## Given data
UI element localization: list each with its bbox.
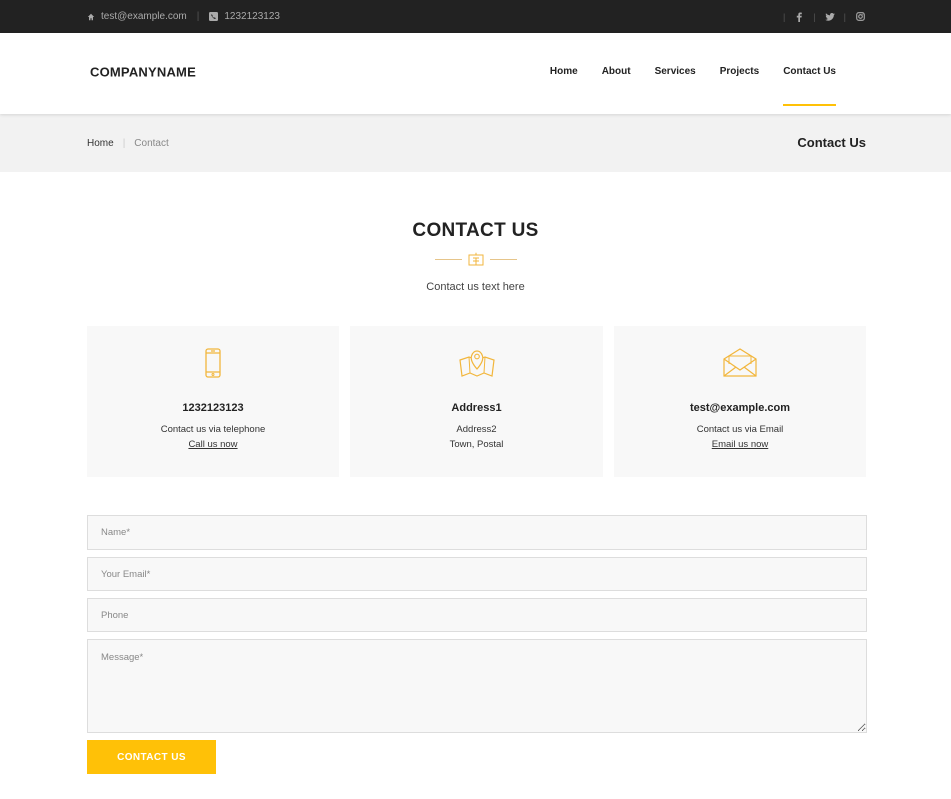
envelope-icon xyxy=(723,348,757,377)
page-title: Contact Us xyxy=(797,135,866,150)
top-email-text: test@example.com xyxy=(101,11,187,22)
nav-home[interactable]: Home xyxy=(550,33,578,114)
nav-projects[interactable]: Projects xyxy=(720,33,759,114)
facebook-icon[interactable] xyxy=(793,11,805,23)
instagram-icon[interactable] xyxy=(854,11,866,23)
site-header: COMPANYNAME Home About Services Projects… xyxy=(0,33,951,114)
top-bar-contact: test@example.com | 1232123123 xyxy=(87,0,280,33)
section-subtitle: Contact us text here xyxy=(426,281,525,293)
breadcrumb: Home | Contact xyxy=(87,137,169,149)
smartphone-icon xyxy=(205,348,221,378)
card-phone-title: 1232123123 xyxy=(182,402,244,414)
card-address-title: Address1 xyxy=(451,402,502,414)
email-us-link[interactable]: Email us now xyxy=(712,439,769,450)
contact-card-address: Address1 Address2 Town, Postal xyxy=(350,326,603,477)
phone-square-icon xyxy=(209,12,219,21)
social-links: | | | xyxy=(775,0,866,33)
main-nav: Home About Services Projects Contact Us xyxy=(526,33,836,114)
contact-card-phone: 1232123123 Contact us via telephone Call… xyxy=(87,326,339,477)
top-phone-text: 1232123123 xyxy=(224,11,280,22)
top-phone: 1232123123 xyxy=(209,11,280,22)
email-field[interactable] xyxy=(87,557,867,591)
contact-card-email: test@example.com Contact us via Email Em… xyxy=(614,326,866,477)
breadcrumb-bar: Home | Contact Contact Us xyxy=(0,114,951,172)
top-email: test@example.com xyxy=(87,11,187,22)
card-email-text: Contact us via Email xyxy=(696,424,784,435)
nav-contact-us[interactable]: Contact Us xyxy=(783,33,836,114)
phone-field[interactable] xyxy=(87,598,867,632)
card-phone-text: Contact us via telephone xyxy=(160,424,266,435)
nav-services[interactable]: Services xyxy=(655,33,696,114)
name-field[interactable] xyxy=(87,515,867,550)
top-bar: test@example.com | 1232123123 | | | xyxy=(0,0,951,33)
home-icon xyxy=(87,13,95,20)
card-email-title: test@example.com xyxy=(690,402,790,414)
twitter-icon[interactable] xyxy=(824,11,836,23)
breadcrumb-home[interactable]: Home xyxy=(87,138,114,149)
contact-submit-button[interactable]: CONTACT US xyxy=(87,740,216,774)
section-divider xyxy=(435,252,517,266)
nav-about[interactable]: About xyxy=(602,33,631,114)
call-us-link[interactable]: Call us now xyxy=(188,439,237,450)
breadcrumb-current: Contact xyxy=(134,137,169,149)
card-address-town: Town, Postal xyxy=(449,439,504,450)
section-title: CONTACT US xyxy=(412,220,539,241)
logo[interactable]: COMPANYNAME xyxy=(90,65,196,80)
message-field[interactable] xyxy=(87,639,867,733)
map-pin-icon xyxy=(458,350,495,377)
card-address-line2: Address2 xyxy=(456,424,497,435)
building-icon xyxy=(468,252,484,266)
==
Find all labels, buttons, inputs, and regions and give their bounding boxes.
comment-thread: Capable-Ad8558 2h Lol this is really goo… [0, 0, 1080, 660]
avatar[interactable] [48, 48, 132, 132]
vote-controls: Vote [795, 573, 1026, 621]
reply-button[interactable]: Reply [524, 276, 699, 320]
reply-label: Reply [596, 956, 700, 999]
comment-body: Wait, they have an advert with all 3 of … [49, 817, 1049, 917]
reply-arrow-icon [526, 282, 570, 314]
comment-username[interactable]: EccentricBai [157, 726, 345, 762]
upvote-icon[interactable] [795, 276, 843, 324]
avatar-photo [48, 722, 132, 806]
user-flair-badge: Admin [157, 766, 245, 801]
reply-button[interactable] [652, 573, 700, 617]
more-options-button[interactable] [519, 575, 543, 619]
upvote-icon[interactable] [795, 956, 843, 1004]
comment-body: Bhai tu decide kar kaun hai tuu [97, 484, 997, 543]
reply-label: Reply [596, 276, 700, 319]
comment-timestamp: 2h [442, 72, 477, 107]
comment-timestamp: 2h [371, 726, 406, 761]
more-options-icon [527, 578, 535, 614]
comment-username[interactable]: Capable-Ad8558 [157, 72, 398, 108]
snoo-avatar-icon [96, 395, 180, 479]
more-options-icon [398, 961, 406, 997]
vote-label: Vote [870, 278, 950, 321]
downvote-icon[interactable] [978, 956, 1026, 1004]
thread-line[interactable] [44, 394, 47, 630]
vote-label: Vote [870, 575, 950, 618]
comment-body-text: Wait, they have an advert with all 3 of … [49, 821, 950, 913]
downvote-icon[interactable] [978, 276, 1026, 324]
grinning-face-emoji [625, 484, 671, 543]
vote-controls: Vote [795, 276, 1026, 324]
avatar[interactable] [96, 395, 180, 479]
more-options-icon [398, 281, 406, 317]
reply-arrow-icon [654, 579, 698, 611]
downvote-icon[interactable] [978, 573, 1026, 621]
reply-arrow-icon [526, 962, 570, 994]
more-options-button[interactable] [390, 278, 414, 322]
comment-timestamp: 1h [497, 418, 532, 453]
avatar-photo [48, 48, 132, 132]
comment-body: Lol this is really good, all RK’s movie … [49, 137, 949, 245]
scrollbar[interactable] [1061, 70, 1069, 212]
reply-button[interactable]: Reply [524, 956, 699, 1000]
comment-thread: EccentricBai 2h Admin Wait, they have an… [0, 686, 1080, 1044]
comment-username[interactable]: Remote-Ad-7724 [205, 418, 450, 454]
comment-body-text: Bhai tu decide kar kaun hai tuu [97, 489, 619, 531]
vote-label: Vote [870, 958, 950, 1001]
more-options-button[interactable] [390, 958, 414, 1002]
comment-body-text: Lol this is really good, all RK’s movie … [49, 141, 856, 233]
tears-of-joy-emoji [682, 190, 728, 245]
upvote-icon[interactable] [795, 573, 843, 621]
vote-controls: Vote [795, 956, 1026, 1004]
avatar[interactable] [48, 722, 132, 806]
...
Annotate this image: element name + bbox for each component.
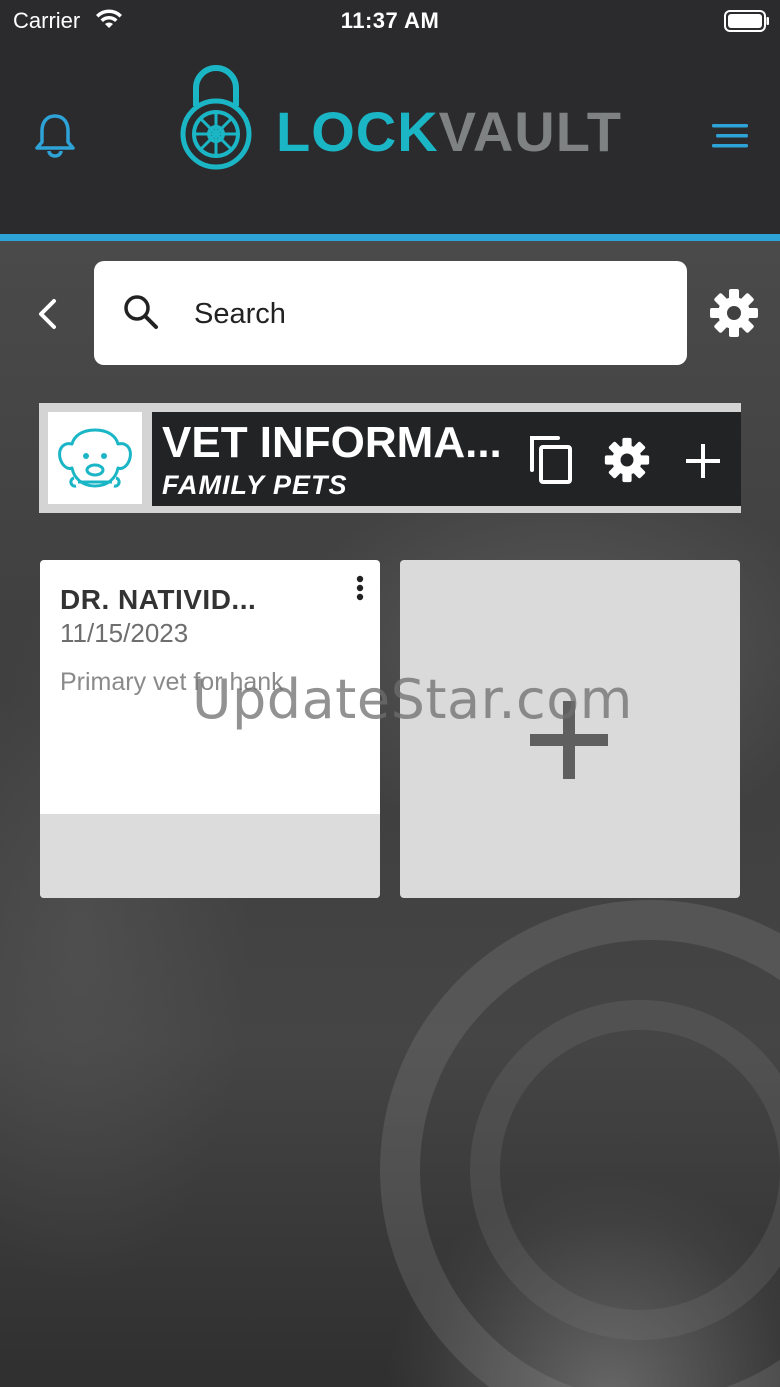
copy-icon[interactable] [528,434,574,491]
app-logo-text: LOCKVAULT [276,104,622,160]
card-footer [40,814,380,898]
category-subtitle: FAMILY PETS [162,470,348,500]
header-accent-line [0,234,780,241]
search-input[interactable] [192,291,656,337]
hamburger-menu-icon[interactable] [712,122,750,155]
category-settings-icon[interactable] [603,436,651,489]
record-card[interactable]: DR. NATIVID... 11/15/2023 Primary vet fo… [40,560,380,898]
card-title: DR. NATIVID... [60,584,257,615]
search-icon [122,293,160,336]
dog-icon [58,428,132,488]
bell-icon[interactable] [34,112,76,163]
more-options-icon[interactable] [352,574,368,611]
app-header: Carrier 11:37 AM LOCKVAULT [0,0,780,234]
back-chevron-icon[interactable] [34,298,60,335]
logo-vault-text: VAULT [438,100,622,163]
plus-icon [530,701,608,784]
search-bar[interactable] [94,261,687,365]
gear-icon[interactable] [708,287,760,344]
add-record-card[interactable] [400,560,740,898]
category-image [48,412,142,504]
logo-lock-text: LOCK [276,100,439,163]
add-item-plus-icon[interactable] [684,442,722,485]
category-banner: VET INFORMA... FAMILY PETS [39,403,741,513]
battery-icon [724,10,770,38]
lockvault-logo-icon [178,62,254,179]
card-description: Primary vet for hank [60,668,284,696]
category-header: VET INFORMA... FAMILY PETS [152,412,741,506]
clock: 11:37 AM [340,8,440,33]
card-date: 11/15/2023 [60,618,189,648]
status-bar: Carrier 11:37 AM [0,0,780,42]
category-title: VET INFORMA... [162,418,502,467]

## What needs to be done
Copy the lines of material starting with the line that contains "Find all labels, buttons, inputs, and" and going on through the line that contains "more-options-button[interactable] [519, 575, 543, 619]", character for character.

## Reply
Find all labels, buttons, inputs, and regions and give their bounding boxes.
comment-thread: Capable-Ad8558 2h Lol this is really goo… [0, 0, 1080, 660]
avatar[interactable] [48, 48, 132, 132]
vote-controls: Vote [795, 573, 1026, 621]
reply-button[interactable]: Reply [524, 276, 699, 320]
reply-label: Reply [596, 956, 700, 999]
comment-body: Wait, they have an advert with all 3 of … [49, 817, 1049, 917]
reply-arrow-icon [526, 282, 570, 314]
comment-username[interactable]: EccentricBai [157, 726, 345, 762]
upvote-icon[interactable] [795, 276, 843, 324]
avatar-photo [48, 722, 132, 806]
user-flair-badge: Admin [157, 766, 245, 801]
reply-button[interactable] [652, 573, 700, 617]
more-options-button[interactable] [519, 575, 543, 619]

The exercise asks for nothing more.